-------- Listed records --------
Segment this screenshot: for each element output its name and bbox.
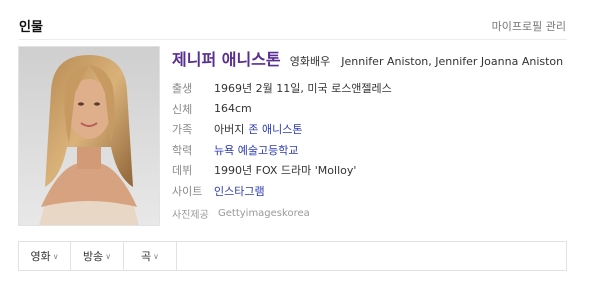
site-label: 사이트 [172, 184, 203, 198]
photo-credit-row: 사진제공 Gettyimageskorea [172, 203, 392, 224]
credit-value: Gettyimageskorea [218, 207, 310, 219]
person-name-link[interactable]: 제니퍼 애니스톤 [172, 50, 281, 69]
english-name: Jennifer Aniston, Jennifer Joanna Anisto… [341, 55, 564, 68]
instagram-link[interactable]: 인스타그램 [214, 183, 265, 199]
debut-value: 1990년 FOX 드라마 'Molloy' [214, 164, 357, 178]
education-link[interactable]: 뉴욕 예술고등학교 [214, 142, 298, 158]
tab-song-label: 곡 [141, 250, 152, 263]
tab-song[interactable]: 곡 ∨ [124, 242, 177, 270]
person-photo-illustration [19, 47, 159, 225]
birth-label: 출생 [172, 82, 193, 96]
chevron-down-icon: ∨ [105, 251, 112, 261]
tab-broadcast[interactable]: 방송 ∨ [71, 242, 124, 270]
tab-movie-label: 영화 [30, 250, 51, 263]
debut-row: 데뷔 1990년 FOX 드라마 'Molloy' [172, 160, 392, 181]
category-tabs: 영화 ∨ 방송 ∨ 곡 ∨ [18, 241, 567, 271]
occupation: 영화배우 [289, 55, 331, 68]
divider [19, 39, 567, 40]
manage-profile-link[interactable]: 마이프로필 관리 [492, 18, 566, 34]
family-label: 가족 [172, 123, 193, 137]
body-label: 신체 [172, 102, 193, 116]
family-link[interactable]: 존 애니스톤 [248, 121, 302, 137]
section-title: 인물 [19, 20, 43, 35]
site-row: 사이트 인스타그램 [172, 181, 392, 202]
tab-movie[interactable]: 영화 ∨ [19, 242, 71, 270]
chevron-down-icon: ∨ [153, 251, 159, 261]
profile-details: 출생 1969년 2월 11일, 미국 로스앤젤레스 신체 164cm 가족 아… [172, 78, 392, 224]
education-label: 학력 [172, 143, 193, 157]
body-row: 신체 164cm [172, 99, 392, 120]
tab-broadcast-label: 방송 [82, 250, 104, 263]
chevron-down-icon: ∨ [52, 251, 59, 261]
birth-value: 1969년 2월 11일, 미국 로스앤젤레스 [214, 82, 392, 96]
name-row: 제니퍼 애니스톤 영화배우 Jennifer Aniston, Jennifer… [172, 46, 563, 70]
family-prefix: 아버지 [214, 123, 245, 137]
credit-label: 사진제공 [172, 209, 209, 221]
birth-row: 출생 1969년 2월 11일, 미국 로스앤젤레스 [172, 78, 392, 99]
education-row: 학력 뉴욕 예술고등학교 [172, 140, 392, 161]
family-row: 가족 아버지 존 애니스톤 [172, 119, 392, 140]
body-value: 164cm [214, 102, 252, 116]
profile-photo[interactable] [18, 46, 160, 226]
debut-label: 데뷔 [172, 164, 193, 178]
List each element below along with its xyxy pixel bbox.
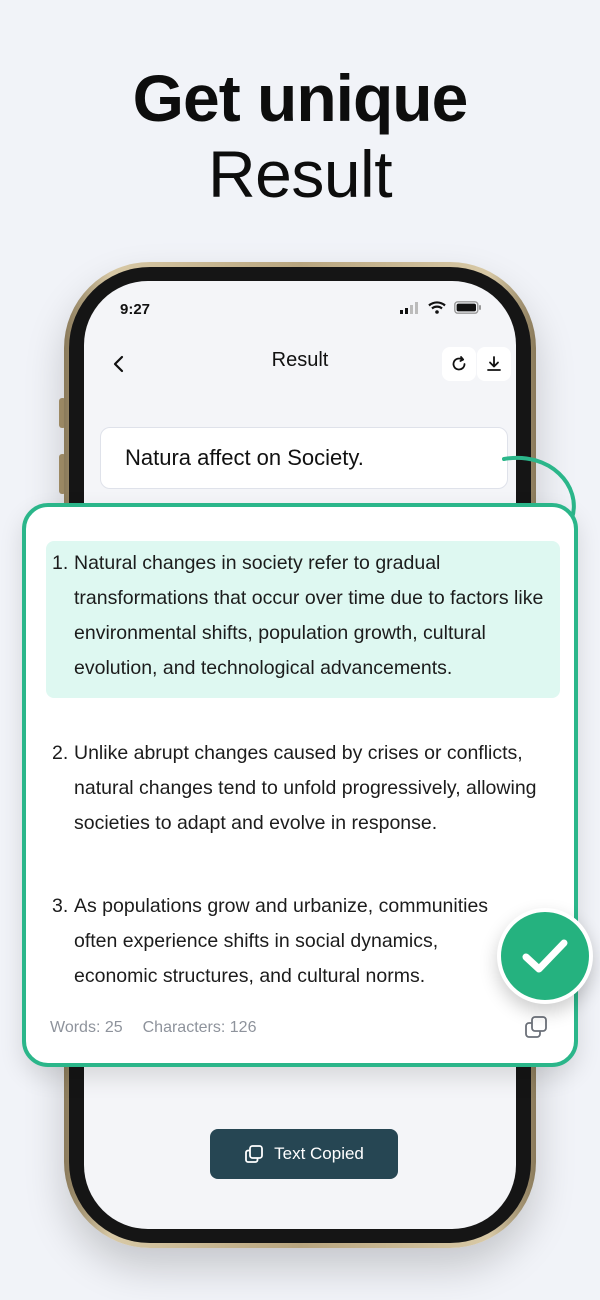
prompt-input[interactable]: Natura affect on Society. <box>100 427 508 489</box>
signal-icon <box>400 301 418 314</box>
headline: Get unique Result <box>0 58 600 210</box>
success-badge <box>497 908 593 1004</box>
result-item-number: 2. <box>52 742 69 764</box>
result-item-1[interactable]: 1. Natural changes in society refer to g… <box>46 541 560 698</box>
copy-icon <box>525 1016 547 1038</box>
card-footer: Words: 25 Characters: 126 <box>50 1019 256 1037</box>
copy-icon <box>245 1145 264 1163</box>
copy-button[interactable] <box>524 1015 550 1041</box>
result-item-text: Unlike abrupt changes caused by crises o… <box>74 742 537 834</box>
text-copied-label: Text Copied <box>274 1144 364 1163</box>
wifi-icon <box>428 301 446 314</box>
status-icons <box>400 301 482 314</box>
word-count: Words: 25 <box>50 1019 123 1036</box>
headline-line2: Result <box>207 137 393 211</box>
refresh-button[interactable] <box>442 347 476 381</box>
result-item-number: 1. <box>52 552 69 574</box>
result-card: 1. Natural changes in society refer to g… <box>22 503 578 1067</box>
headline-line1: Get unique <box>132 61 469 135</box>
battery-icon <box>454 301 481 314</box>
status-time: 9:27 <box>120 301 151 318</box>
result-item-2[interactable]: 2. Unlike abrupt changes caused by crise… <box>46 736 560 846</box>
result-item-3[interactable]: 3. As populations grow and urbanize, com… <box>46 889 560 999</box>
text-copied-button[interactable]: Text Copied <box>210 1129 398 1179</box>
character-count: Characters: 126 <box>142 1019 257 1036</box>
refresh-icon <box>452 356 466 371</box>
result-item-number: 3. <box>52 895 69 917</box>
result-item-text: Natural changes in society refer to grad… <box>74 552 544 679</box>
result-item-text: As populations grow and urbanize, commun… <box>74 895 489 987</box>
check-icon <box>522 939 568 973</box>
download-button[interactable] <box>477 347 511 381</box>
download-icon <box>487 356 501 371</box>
--------
_What you need to do_
Retype all of the data above word for word, leaving out the pictures.

_Exercise result_
Segment this screenshot: for each element output its name and bbox.
site-label: 사이트 [172, 184, 203, 198]
photo-credit-row: 사진제공 Gettyimageskorea [172, 203, 392, 224]
credit-value: Gettyimageskorea [218, 207, 310, 219]
person-name-link[interactable]: 제니퍼 애니스톤 [172, 50, 281, 69]
english-name: Jennifer Aniston, Jennifer Joanna Anisto… [341, 55, 564, 68]
instagram-link[interactable]: 인스타그램 [214, 183, 265, 199]
debut-value: 1990년 FOX 드라마 'Molloy' [214, 164, 357, 178]
education-link[interactable]: 뉴욕 예술고등학교 [214, 142, 298, 158]
tab-song-label: 곡 [141, 250, 152, 263]
tab-song[interactable]: 곡 ∨ [124, 242, 177, 270]
person-photo-illustration [19, 47, 159, 225]
birth-label: 출생 [172, 82, 193, 96]
chevron-down-icon: ∨ [105, 251, 112, 261]
tab-broadcast[interactable]: 방송 ∨ [71, 242, 124, 270]
tab-movie-label: 영화 [30, 250, 51, 263]
debut-row: 데뷔 1990년 FOX 드라마 'Molloy' [172, 160, 392, 181]
category-tabs: 영화 ∨ 방송 ∨ 곡 ∨ [18, 241, 567, 271]
occupation: 영화배우 [289, 55, 331, 68]
divider [19, 39, 567, 40]
manage-profile-link[interactable]: 마이프로필 관리 [492, 18, 566, 34]
family-label: 가족 [172, 123, 193, 137]
body-label: 신체 [172, 102, 193, 116]
family-link[interactable]: 존 애니스톤 [248, 121, 302, 137]
section-title: 인물 [19, 20, 43, 35]
site-row: 사이트 인스타그램 [172, 181, 392, 202]
tab-movie[interactable]: 영화 ∨ [19, 242, 71, 270]
chevron-down-icon: ∨ [153, 251, 159, 261]
profile-details: 출생 1969년 2월 11일, 미국 로스앤젤레스 신체 164cm 가족 아… [172, 78, 392, 224]
education-label: 학력 [172, 143, 193, 157]
body-row: 신체 164cm [172, 99, 392, 120]
tab-broadcast-label: 방송 [82, 250, 104, 263]
chevron-down-icon: ∨ [52, 251, 59, 261]
birth-value: 1969년 2월 11일, 미국 로스앤젤레스 [214, 82, 392, 96]
name-row: 제니퍼 애니스톤 영화배우 Jennifer Aniston, Jennifer… [172, 46, 563, 70]
family-prefix: 아버지 [214, 123, 245, 137]
credit-label: 사진제공 [172, 209, 209, 221]
birth-row: 출생 1969년 2월 11일, 미국 로스앤젤레스 [172, 78, 392, 99]
education-row: 학력 뉴욕 예술고등학교 [172, 140, 392, 161]
family-row: 가족 아버지 존 애니스톤 [172, 119, 392, 140]
body-value: 164cm [214, 102, 252, 116]
profile-photo[interactable] [18, 46, 160, 226]
debut-label: 데뷔 [172, 164, 193, 178]
List each element below along with its xyxy pixel bbox.
prompt-input[interactable]: Natura affect on Society. <box>100 427 508 489</box>
signal-icon <box>400 301 418 314</box>
headline: Get unique Result <box>0 58 600 210</box>
success-badge <box>497 908 593 1004</box>
result-item-number: 2. <box>52 742 69 764</box>
result-item-1[interactable]: 1. Natural changes in society refer to g… <box>46 541 560 698</box>
copy-icon <box>525 1016 547 1038</box>
card-footer: Words: 25 Characters: 126 <box>50 1019 256 1037</box>
copy-icon <box>245 1145 264 1163</box>
copy-button[interactable] <box>524 1015 550 1041</box>
result-item-text: Unlike abrupt changes caused by crises o… <box>74 742 537 834</box>
text-copied-label: Text Copied <box>274 1144 364 1163</box>
wifi-icon <box>428 301 446 314</box>
status-icons <box>400 301 482 314</box>
word-count: Words: 25 <box>50 1019 123 1036</box>
headline-line2: Result <box>207 137 393 211</box>
refresh-button[interactable] <box>442 347 476 381</box>
result-item-number: 1. <box>52 552 69 574</box>
result-card: 1. Natural changes in society refer to g… <box>22 503 578 1067</box>
headline-line1: Get unique <box>132 61 469 135</box>
battery-icon <box>454 301 481 314</box>
status-time: 9:27 <box>120 301 151 318</box>
result-item-2[interactable]: 2. Unlike abrupt changes caused by crise… <box>46 736 560 846</box>
result-item-3[interactable]: 3. As populations grow and urbanize, com… <box>46 889 560 999</box>
text-copied-button[interactable]: Text Copied <box>210 1129 398 1179</box>
character-count: Characters: 126 <box>142 1019 257 1036</box>
refresh-icon <box>452 356 466 371</box>
result-item-number: 3. <box>52 895 69 917</box>
result-item-text: Natural changes in society refer to grad… <box>74 552 544 679</box>
result-item-text: As populations grow and urbanize, commun… <box>74 895 489 987</box>
check-icon <box>522 939 568 973</box>
download-button[interactable] <box>477 347 511 381</box>
download-icon <box>487 356 501 371</box>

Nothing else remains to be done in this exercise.